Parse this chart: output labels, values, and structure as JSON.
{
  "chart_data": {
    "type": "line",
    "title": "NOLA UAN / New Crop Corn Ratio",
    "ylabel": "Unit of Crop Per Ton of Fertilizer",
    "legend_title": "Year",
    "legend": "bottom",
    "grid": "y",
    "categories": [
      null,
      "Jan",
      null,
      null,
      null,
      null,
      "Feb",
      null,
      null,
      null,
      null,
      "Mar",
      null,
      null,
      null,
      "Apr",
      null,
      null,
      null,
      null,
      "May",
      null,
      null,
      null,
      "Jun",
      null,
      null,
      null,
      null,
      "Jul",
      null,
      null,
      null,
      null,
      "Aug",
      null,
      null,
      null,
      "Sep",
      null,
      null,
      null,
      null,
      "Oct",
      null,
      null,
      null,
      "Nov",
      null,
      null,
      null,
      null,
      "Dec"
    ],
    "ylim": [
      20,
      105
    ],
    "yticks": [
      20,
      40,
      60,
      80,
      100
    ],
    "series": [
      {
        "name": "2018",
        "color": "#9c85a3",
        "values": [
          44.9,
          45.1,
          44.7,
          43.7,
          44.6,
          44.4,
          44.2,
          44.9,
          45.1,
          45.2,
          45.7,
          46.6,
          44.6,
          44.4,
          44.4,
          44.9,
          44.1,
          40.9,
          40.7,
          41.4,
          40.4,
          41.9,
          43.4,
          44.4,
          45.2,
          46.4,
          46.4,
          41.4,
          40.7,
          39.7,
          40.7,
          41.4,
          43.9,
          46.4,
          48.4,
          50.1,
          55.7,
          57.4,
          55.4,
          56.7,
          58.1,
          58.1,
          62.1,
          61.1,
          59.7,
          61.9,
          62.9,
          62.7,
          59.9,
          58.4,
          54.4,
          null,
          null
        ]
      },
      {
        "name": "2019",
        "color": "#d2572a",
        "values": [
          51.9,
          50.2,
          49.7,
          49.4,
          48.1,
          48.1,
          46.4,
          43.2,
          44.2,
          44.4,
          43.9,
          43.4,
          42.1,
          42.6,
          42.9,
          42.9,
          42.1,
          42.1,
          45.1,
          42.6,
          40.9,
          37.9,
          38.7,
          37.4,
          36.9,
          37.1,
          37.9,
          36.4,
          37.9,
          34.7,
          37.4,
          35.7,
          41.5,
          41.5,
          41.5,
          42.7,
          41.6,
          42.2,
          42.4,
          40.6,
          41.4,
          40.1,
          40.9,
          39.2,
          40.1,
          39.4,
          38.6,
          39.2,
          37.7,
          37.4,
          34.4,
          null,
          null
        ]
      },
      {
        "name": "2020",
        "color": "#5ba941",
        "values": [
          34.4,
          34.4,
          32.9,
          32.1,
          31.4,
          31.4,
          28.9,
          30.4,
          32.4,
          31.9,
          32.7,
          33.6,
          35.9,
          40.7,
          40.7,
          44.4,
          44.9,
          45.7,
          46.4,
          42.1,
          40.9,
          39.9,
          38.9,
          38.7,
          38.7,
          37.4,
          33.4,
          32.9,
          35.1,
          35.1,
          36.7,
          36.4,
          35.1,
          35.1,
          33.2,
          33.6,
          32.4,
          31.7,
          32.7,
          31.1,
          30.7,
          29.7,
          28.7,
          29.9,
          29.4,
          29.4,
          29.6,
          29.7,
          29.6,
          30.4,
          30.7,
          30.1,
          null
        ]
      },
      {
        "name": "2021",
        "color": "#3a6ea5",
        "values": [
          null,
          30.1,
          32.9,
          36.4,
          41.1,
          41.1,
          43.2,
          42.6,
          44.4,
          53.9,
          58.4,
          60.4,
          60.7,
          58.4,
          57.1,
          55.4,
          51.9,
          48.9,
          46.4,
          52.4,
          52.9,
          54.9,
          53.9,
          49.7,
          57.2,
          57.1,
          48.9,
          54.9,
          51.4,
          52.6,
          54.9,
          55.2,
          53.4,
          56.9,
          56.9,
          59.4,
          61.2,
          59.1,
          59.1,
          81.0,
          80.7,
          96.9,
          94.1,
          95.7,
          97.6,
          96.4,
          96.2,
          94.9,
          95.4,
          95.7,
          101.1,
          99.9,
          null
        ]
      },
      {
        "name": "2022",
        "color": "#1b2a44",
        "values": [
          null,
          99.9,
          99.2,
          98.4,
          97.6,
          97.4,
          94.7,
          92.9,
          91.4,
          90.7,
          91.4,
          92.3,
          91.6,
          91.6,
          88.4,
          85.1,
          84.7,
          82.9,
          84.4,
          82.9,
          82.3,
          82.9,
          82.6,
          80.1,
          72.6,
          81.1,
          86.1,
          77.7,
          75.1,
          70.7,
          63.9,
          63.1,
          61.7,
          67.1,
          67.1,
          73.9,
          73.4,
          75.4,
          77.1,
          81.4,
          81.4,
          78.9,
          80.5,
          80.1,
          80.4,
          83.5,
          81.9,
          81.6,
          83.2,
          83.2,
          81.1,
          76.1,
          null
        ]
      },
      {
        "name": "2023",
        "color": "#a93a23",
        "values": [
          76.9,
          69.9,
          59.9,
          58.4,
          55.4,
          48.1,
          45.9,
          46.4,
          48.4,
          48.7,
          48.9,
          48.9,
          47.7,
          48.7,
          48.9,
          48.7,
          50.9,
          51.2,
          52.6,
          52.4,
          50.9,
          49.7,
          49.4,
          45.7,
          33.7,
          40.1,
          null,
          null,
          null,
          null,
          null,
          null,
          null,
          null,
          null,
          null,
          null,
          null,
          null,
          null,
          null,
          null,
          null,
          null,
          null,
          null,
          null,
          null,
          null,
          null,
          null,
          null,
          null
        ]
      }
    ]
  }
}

————————

> [Instructions to follow]: Would you reproduce all the entries exactly?

> [Exercise result]:
Parse this chart: output labels, values, and structure as JSON.
{
  "chart_data": {
    "type": "line",
    "title": "NOLA UAN / New Crop Corn Ratio",
    "ylabel": "Unit of Crop Per Ton of Fertilizer",
    "legend_title": "Year",
    "legend": "bottom",
    "grid": "y",
    "categories": [
      null,
      "Jan",
      null,
      null,
      null,
      null,
      "Feb",
      null,
      null,
      null,
      null,
      "Mar",
      null,
      null,
      null,
      "Apr",
      null,
      null,
      null,
      null,
      "May",
      null,
      null,
      null,
      "Jun",
      null,
      null,
      null,
      null,
      "Jul",
      null,
      null,
      null,
      null,
      "Aug",
      null,
      null,
      null,
      "Sep",
      null,
      null,
      null,
      null,
      "Oct",
      null,
      null,
      null,
      "Nov",
      null,
      null,
      null,
      null,
      "Dec"
    ],
    "ylim": [
      20,
      105
    ],
    "yticks": [
      20,
      40,
      60,
      80,
      100
    ],
    "series": [
      {
        "name": "2018",
        "color": "#9c85a3",
        "values": [
          44.9,
          45.1,
          44.7,
          43.7,
          44.6,
          44.4,
          44.2,
          44.9,
          45.1,
          45.2,
          45.7,
          46.6,
          44.6,
          44.4,
          44.4,
          44.9,
          44.1,
          40.9,
          40.7,
          41.4,
          40.4,
          41.9,
          43.4,
          44.4,
          45.2,
          46.4,
          46.4,
          41.4,
          40.7,
          39.7,
          40.7,
          41.4,
          43.9,
          46.4,
          48.4,
          50.1,
          55.7,
          57.4,
          55.4,
          56.7,
          58.1,
          58.1,
          62.1,
          61.1,
          59.7,
          61.9,
          62.9,
          62.7,
          59.9,
          58.4,
          54.4,
          null,
          null
        ]
      },
      {
        "name": "2019",
        "color": "#d2572a",
        "values": [
          51.9,
          50.2,
          49.7,
          49.4,
          48.1,
          48.1,
          46.4,
          43.2,
          44.2,
          44.4,
          43.9,
          43.4,
          42.1,
          42.6,
          42.9,
          42.9,
          42.1,
          42.1,
          45.1,
          42.6,
          40.9,
          37.9,
          38.7,
          37.4,
          36.9,
          37.1,
          37.9,
          36.4,
          37.9,
          34.7,
          37.4,
          35.7,
          41.5,
          41.5,
          41.5,
          42.7,
          41.6,
          42.2,
          42.4,
          40.6,
          41.4,
          40.1,
          40.9,
          39.2,
          40.1,
          39.4,
          38.6,
          39.2,
          37.7,
          37.4,
          34.4,
          null,
          null
        ]
      },
      {
        "name": "2020",
        "color": "#5ba941",
        "values": [
          34.4,
          34.4,
          32.9,
          32.1,
          31.4,
          31.4,
          28.9,
          30.4,
          32.4,
          31.9,
          32.7,
          33.6,
          35.9,
          40.7,
          40.7,
          44.4,
          44.9,
          45.7,
          46.4,
          42.1,
          40.9,
          39.9,
          38.9,
          38.7,
          38.7,
          37.4,
          33.4,
          32.9,
          35.1,
          35.1,
          36.7,
          36.4,
          35.1,
          35.1,
          33.2,
          33.6,
          32.4,
          31.7,
          32.7,
          31.1,
          30.7,
          29.7,
          28.7,
          29.9,
          29.4,
          29.4,
          29.6,
          29.7,
          29.6,
          30.4,
          30.7,
          30.1,
          null
        ]
      },
      {
        "name": "2021",
        "color": "#3a6ea5",
        "values": [
          null,
          30.1,
          32.9,
          36.4,
          41.1,
          41.1,
          43.2,
          42.6,
          44.4,
          53.9,
          58.4,
          60.4,
          60.7,
          58.4,
          57.1,
          55.4,
          51.9,
          48.9,
          46.4,
          52.4,
          52.9,
          54.9,
          53.9,
          49.7,
          57.2,
          57.1,
          48.9,
          54.9,
          51.4,
          52.6,
          54.9,
          55.2,
          53.4,
          56.9,
          56.9,
          59.4,
          61.2,
          59.1,
          59.1,
          81.0,
          80.7,
          96.9,
          94.1,
          95.7,
          97.6,
          96.4,
          96.2,
          94.9,
          95.4,
          95.7,
          101.1,
          99.9,
          null
        ]
      },
      {
        "name": "2022",
        "color": "#1b2a44",
        "values": [
          null,
          99.9,
          99.2,
          98.4,
          97.6,
          97.4,
          94.7,
          92.9,
          91.4,
          90.7,
          91.4,
          92.3,
          91.6,
          91.6,
          88.4,
          85.1,
          84.7,
          82.9,
          84.4,
          82.9,
          82.3,
          82.9,
          82.6,
          80.1,
          72.6,
          81.1,
          86.1,
          77.7,
          75.1,
          70.7,
          63.9,
          63.1,
          61.7,
          67.1,
          67.1,
          73.9,
          73.4,
          75.4,
          77.1,
          81.4,
          81.4,
          78.9,
          80.5,
          80.1,
          80.4,
          83.5,
          81.9,
          81.6,
          83.2,
          83.2,
          81.1,
          76.1,
          null
        ]
      },
      {
        "name": "2023",
        "color": "#a93a23",
        "values": [
          76.9,
          69.9,
          59.9,
          58.4,
          55.4,
          48.1,
          45.9,
          46.4,
          48.4,
          48.7,
          48.9,
          48.9,
          47.7,
          48.7,
          48.9,
          48.7,
          50.9,
          51.2,
          52.6,
          52.4,
          50.9,
          49.7,
          49.4,
          45.7,
          33.7,
          40.1,
          null,
          null,
          null,
          null,
          null,
          null,
          null,
          null,
          null,
          null,
          null,
          null,
          null,
          null,
          null,
          null,
          null,
          null,
          null,
          null,
          null,
          null,
          null,
          null,
          null,
          null,
          null
        ]
      }
    ]
  }
}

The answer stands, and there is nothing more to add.